* Excerpt to read:
........
The real difference: frontend vs full stack


Fullstory (or half the story?)

Fullstory captures what happens in the browser: clicks, page loads, DOM events. For understanding user flows and UX patterns, this is valuable. But when you're debugging a technical issue, you're missing the critical half: what happened in your backend.

When an API call fails, a database query times out, or a microservice throws an error, you're forced to:

  • Switch to your observability platform
  • Manually correlate timestamps
  • Hunt through logs to find the right data
  • Piece together context across multiple tools

Multiplayer: the actual full story

Multiplayer captures full stack session recordings by default. Every frontend action is automatically correlated with backend traces, logs, and request/response data, in a single, unified timeline.

When that checkout button fails, you see:

  • The user's click
  • The API request
  • The backend trace showing which service failed
  • The exact error message and stack trace
  • Request/response content and headers from internal service calls

No hunting. No manual correlation. No tool switching. Everything you need to fix the bug is in one place.

Real scenario: A user reports "payment failed" but your logs show a 200 response. With Multiplayer, you see: the button click, the API call to your payment service, the upstream call to Stripe, the 429 rate limit error from Stripe, and the incorrectly handled error response your service returned as a 200.

Recording control: always-on vs choose-your-adventure


Fullstory: Always-on recording via SDK

Fullstory uses always-on recording through its SDK: you're recording and storing everything, whether you need it or not. This works fine for aggregate analytics, but creates friction for debugging:

  • No granular control over when and which sessions to capture
  • Can't easily capture specific user cohorts or error scenarios
  • Limited to SDK installation (no browser extensions or widgets for end-users)
........
* Data listing:
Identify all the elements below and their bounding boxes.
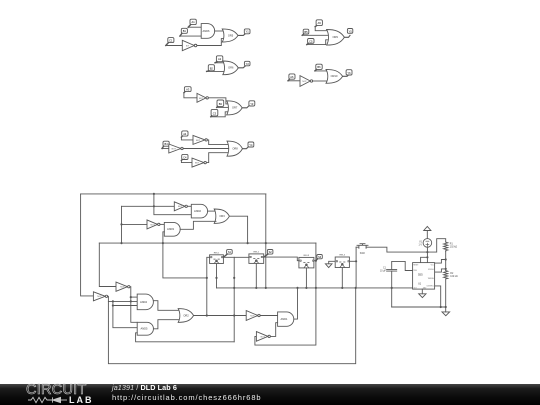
........
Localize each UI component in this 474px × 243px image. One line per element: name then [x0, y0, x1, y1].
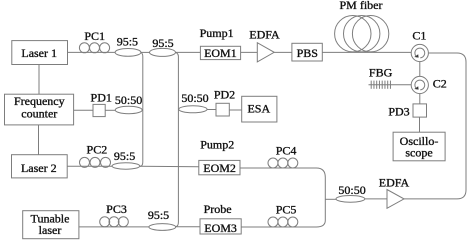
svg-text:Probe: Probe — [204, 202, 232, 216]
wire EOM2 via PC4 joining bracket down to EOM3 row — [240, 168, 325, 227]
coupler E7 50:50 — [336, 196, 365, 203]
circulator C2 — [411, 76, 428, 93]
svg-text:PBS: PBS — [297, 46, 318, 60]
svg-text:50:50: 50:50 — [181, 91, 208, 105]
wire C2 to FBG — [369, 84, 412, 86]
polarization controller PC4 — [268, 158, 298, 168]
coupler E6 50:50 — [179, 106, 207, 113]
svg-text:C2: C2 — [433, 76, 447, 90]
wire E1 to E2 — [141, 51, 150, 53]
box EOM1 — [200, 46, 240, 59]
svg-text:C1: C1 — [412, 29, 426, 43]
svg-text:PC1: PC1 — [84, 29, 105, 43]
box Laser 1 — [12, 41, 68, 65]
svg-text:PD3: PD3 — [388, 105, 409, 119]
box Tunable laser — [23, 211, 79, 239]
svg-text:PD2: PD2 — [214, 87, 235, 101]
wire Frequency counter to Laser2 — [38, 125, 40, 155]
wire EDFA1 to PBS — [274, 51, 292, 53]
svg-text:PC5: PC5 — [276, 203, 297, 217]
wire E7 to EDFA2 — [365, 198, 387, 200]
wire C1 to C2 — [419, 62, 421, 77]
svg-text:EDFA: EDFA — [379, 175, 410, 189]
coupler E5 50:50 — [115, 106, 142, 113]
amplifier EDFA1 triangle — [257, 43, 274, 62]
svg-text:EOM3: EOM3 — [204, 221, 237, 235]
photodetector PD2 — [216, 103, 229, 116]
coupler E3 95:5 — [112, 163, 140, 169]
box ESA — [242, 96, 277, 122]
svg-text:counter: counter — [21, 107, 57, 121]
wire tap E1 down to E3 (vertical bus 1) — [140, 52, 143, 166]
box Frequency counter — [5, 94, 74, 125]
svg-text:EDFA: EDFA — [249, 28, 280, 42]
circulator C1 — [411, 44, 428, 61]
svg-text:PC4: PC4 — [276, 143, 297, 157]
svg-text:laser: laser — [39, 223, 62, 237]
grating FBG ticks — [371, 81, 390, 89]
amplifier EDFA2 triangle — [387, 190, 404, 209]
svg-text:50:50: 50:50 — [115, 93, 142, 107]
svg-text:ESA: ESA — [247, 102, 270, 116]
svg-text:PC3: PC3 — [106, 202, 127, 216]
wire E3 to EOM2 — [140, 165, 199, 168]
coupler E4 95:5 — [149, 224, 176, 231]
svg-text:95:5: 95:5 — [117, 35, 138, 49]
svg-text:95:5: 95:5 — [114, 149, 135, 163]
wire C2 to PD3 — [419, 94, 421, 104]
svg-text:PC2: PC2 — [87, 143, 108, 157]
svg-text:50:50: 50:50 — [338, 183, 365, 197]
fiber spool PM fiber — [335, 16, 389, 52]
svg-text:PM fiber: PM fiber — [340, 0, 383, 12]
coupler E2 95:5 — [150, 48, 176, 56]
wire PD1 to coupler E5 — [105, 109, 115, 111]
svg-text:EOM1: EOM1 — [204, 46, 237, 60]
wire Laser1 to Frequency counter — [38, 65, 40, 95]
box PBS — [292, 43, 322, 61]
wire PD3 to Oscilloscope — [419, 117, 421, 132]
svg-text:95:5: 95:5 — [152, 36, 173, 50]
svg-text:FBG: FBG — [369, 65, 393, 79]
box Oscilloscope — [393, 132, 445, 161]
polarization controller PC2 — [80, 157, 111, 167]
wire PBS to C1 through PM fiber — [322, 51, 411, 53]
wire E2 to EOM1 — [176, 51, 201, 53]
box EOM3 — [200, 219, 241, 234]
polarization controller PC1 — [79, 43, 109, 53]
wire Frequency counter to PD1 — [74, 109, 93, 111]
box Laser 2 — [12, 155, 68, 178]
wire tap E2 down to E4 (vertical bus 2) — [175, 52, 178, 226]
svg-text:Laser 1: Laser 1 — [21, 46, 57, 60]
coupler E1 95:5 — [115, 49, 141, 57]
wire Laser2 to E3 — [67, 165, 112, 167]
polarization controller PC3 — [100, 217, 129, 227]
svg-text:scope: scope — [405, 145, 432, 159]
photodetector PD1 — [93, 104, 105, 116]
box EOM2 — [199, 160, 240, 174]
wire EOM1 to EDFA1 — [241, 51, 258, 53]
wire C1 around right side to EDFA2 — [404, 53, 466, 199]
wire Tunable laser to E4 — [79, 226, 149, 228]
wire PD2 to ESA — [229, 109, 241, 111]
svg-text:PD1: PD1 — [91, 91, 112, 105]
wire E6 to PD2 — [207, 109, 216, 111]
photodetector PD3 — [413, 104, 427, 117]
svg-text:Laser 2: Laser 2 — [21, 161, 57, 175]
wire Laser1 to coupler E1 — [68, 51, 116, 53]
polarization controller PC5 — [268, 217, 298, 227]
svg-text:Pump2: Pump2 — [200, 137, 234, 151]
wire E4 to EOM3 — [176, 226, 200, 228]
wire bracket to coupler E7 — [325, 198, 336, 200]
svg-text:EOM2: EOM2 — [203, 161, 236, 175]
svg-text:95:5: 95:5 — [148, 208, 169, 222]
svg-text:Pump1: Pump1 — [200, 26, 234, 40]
........
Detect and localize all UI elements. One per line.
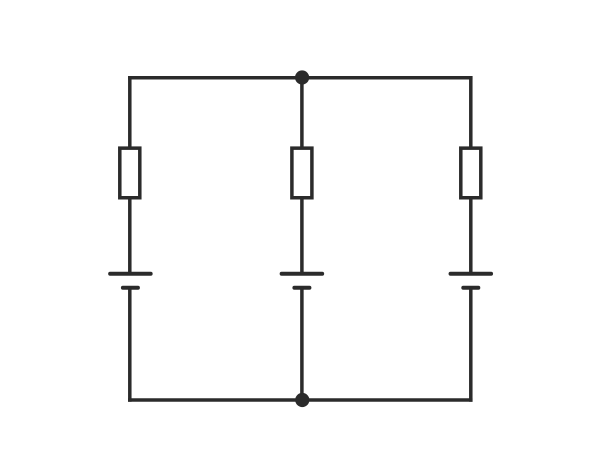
........
* Required work:
1 > In the Fullstory and Multiplayer comparison, rewrite the passage that begins at the words "Fullstory: Always-on recording" and stops after "widgets for end-users)". Substitute "tracking script" for every occurrence of "SDK".
2 > In the payment scenario from the Fullstory and Multiplayer comparison, what error did Stripe return?

* Answers provided:
1 >
Fullstory: Always-on recording via tracking script

Fullstory uses always-on recording through its tracking script: you're recording and storing everything, whether you need it or not. This works fine for aggregate analytics, but creates friction for debugging:

  • No granular control over when and which sessions to capture
  • Can't easily capture specific user cohorts or error scenarios
  • Limited to tracking script installation (no browser extensions or widgets for end-users)

2 > A 429 rate limit error.